* Yapılacak işler
**a.** İskenderun Limanı metnine göre Toprakkale-İskenderun demiryolu hattı hangi tarihte tamamlanıp işletmeye açıldı?
**b.** İskenderun Limanı metninde "Almanlar, inşa edecekleri" ile başlayıp "bir darbe oldu." ile biten bölümü kelimesi kelimesine aktarın.
**c.** İskenderun Limanı'nın tarihini anlatan metni son cümleden sonra sürdürün.

* Verilen metin
▬▬▬
Almanlar, inşa edecekleri bu liman sayesinde bölge ve ona yakın çevrelerden Avrupa’nın ve bilhassa Almanların işlek limanlarına yapılacak ihracat ve ithalat ile bazı Alman sektörlerinin çektiği hammadde sıkıntısı da giderilmiş olacaktı. Haziran 1912’de İskenderun limanı temel atma töreni yapılmasına rağmen, daha sonraki süreçte modern tarzda bir liman inşa edilemedi. (14)   

 

Bağdat demiryolu üzerinden Toprakkale-İskenderun demiryolu hattı  1 Kasım 1913 tarihinde tamamlandı ve işletmeye açıldı. Limanda küçük deniz araçlarının yanaşabileceği iskeleler inşa edildi. Ancak bunu izleyen yıllarda Suriye’nin Osmanlı Devleti’nden kopması, İskenderun Limanı’nın hinterlandını küçülttü. Kuzey Suriye ticaret etkinliğinin Halep Humus demiryolu aracılığıyla Trablusşam’a kayması İskenderun için önemli bir darbe oldu.
▬▬▬
* Veri kesiti
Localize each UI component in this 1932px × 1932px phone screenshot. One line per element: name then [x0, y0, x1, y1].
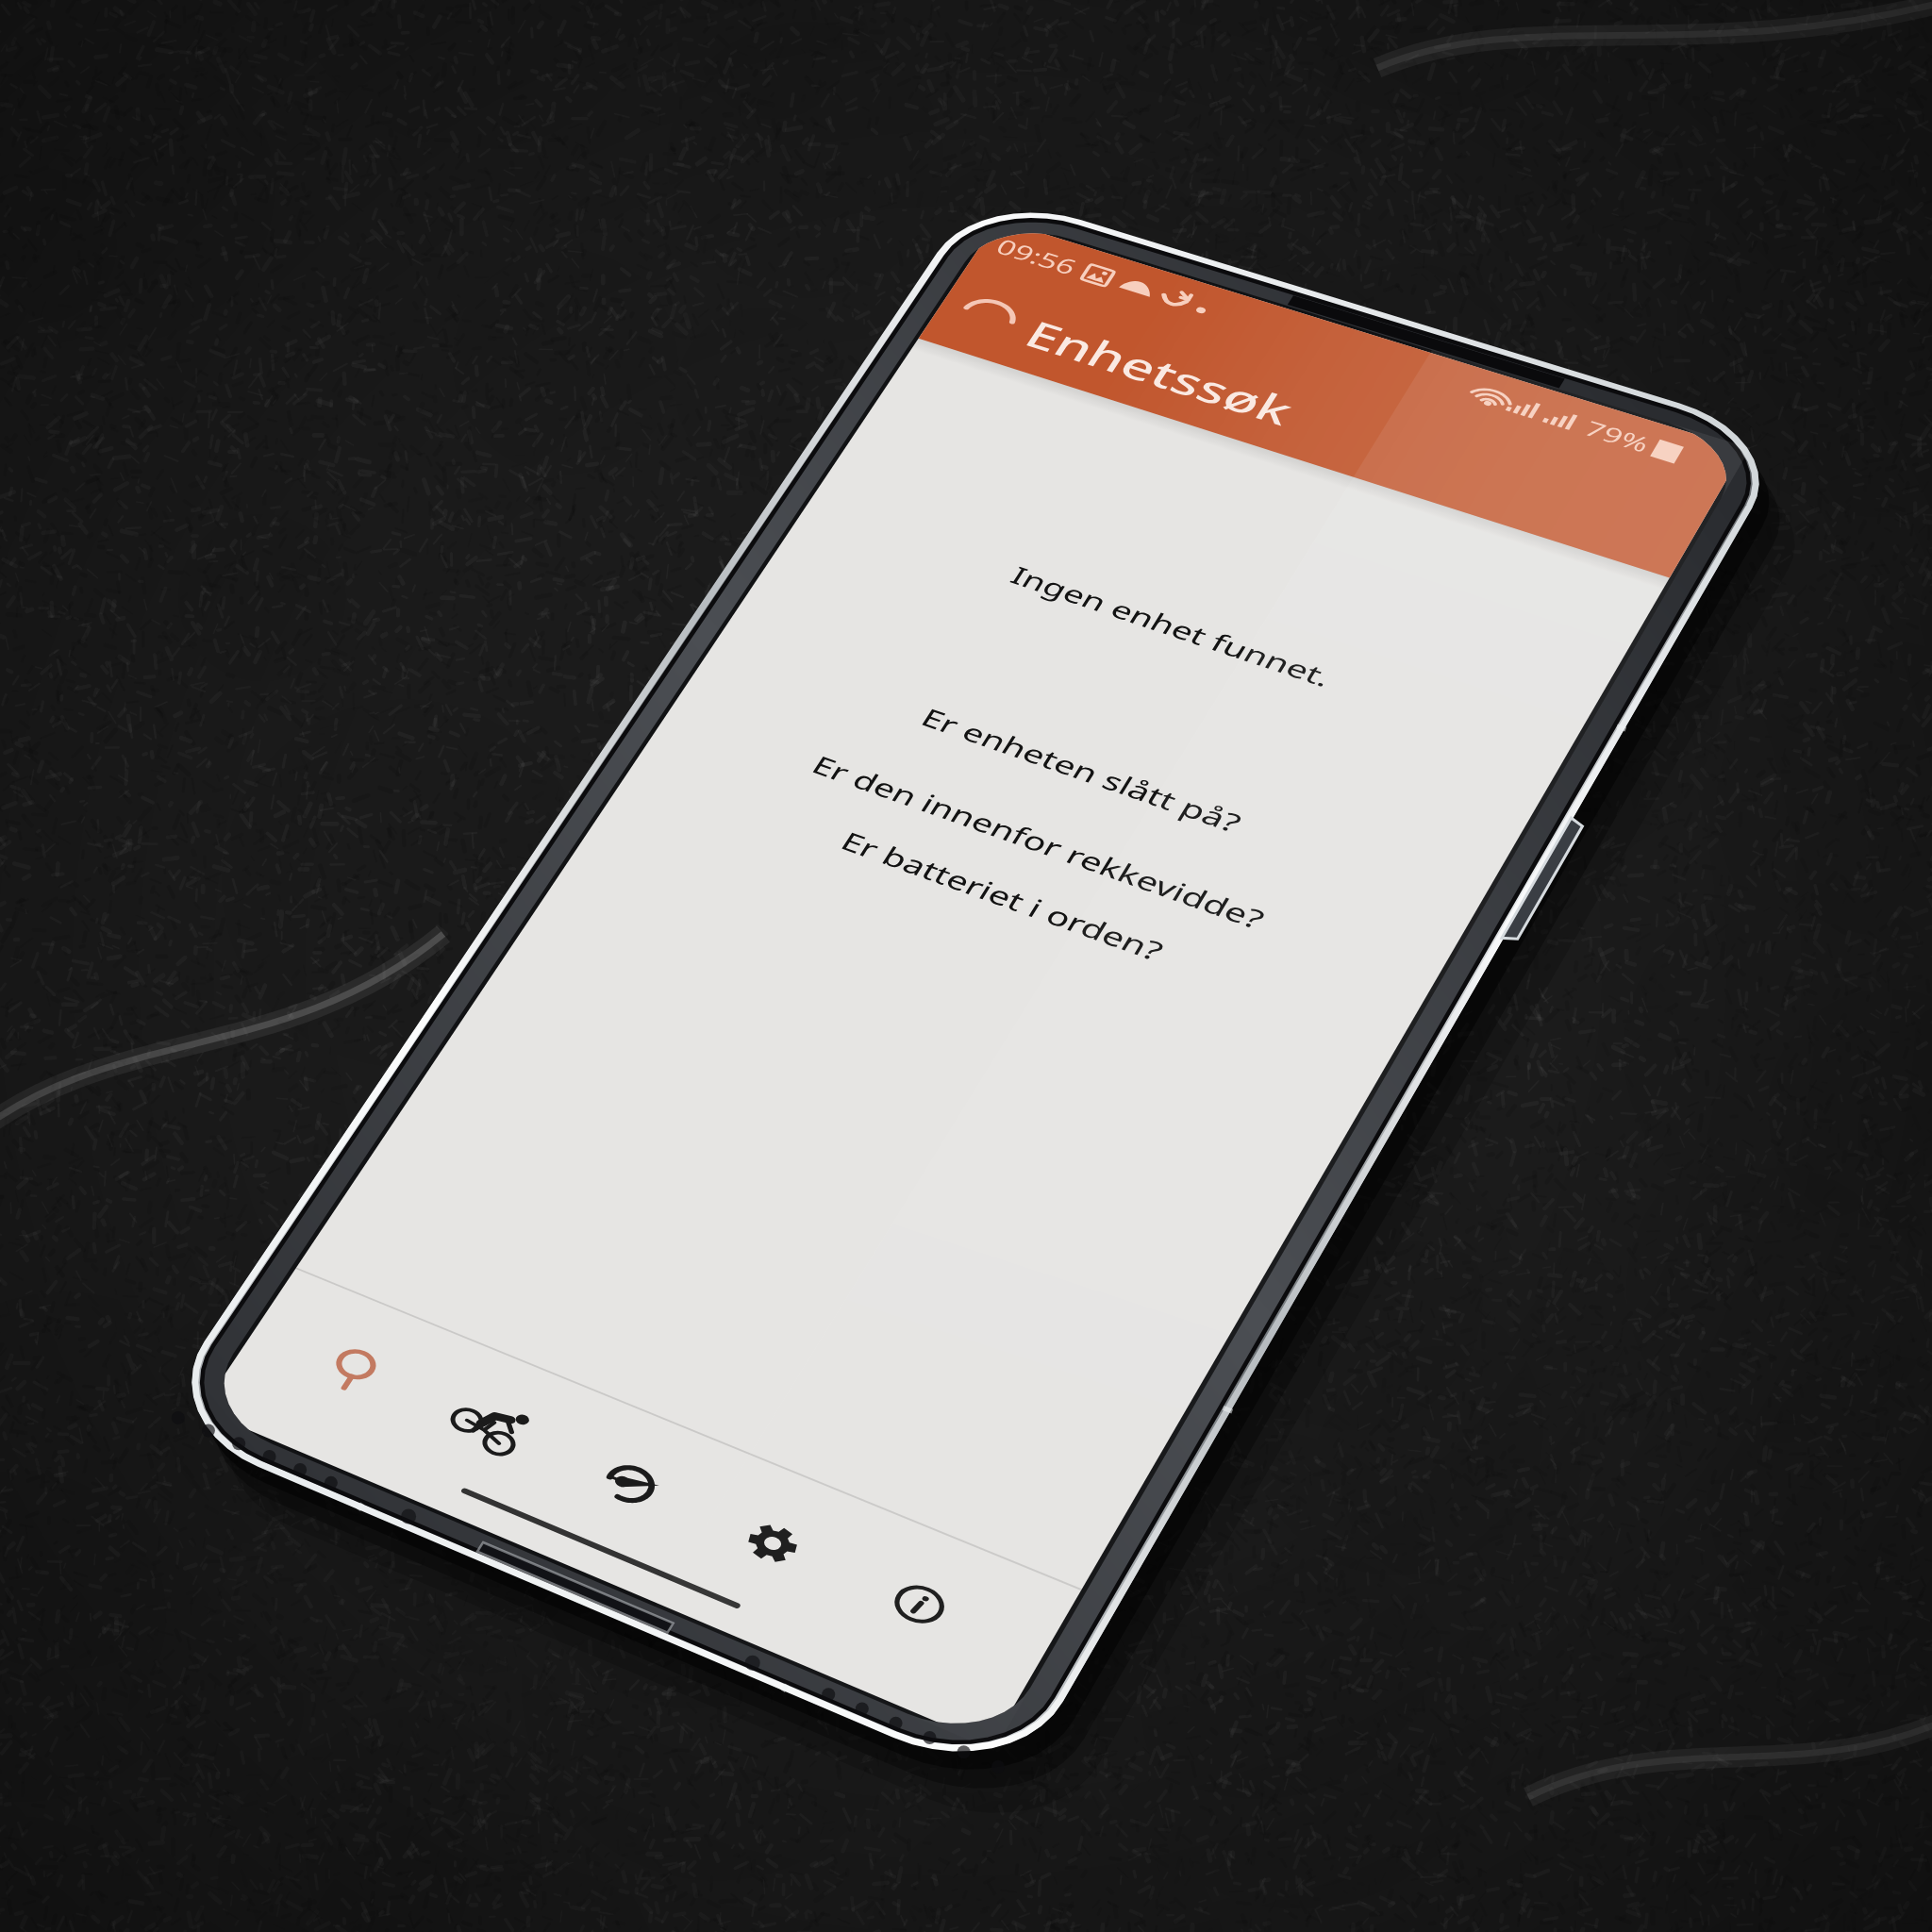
button[interactable]: Enhetssøk – device search screen [0, 0, 1932, 1932]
▬▬▬
* Alıştırma sonuçları
**a.** 1 Kasım 1913

**b.**
Almanlar, inşa edecekleri bu liman sayesinde bölge ve ona yakın çevrelerden Avrupa’nın ve bilhassa Almanların işlek limanlarına yapılacak ihracat ve ithalat ile bazı Alman sektörlerinin çektiği hammadde sıkıntısı da giderilmiş olacaktı. Haziran 1912’de İskenderun limanı temel atma töreni yapılmasına rağmen, daha sonraki süreçte modern tarzda bir liman inşa edilemedi. (14)   

 

Bağdat demiryolu üzerinden Toprakkale-İskenderun demiryolu hattı  1 Kasım 1913 tarihinde tamamlandı ve işletmeye açıldı. Limanda küçük deniz araçlarının yanaşabileceği iskeleler inşa edildi. Ancak bunu izleyen yıllarda Suriye’nin Osmanlı Devleti’nden kopması, İskenderun Limanı’nın hinterlandını küçülttü. Kuzey Suriye ticaret etkinliğinin Halep Humus demiryolu aracılığıyla Trablusşam’a kayması İskenderun için önemli bir darbe oldu.

**c.**
2.3.7. Gemi Hareketleri

17. yüzyıl ortalarında şehirde tüccarlar tarafından bal mumu, pamuk ipliği, ham ipek, ham pamuktan yapılan elbiseler satılan mallar arasında yer alıyordu. İskenderun Limanı ile Fransa’nın Marsilya Limanı arasında ticari olarak canlı bir ilişki vardı. Antakya’nın önemli bir ihracat ürünü olan mavi boyalı bezleri, özellikle Marsilya’da fakir halk tarafından çok aranan bir üründü ve bu bezler Marsilya’ya İskenderun’dan kalkan gemiler aracılığıyla gönderiliyordu. (15)

 

19. yüzyılın sonlarına doğru ticarî potansiyeli tekrar artan İskenderun limanı, özellikle Halep’le iyi bir ilişki içine girerek, ticarî bakımdan Yakındoğu’nun en işlek limanlarından biri durumuna geldi. Buharlı gemilerin devreye girmesiyle Anadolu, Kuzey Suriye, Irak üçgeninde ithalat ve ihracat potansiyelini üzerine çeken İskenderun limanına 1890 yılında limana giren gemi sayısı 600, hacmi 400.000 tonilâto ve 1905 yılında da 711 gemi ile 517.000 tonilâtoya ulaştı. (16) 

 

Osmanlı topraklarında kapitülasyonlar zorlanarak bir olup-bitti şeklinde kurulmuş olan yabancı posta taşımacılığı yapan büyük şirketlerin yanında irili ufaklı vapur şirketleri vardı. Bu şirketlerin başında Messageries Maritimes, Avusturya Loydu, Levant Company, Odessa Steam Navigation Co, ve bunların yanında birçok yabancı vapur şirketleri vardı.

 

Bu yabancı şirketlerden biri de “Bell’s Asia Minor Steamship Company” idi. İngiliz sermayesiyle Glasgow’da kurulan bu şirketin idare merkezi İzmir’di. Bu şirket,  İngiliz bayrağını taşıyan gemileriyle Osmanlı limanları arasında posta taşımacılığı yapmaktaydı.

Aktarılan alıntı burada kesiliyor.